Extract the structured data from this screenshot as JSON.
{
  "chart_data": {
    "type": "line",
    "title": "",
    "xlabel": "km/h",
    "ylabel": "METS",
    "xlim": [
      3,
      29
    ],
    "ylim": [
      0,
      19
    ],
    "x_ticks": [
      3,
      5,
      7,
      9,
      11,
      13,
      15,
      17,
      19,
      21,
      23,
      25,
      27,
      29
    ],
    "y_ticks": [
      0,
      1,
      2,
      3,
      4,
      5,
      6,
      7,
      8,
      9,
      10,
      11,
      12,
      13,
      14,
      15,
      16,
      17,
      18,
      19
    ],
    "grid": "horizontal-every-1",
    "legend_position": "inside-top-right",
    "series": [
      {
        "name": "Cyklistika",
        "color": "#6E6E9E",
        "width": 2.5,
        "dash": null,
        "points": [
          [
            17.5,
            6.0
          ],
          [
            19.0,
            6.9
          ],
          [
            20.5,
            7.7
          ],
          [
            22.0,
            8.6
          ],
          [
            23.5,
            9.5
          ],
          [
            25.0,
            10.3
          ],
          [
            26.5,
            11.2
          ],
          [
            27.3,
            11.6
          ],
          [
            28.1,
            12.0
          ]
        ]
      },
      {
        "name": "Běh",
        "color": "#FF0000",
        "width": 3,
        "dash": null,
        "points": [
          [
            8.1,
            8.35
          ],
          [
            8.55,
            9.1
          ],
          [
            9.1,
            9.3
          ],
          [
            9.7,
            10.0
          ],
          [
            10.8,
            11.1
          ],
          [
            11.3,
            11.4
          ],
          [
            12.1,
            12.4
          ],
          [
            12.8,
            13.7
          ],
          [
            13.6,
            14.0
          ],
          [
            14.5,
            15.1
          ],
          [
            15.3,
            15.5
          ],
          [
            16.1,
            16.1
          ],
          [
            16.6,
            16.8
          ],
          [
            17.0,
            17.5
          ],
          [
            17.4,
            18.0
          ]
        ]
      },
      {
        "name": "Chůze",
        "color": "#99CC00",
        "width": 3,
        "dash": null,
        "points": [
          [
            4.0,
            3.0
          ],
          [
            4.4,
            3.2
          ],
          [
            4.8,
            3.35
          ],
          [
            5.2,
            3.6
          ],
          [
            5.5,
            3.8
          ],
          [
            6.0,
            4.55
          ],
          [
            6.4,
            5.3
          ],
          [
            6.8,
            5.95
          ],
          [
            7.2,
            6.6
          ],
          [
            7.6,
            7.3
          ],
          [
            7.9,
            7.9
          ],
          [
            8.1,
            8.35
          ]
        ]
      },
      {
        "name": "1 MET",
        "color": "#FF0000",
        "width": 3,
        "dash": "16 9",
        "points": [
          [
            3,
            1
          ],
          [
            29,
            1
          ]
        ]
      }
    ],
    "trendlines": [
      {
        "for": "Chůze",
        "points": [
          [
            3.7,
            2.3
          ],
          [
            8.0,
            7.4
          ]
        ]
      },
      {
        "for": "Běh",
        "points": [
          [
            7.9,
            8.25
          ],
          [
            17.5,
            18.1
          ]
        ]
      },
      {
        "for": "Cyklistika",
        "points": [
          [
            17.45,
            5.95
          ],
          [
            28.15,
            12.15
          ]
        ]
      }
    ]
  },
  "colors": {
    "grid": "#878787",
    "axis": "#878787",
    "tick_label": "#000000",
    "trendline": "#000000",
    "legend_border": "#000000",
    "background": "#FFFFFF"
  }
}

=-=-=-=-=

Lines containing the string "grid" are to be selected and copied.

    "grid": "horizontal-every-1",
    "grid": "#878787",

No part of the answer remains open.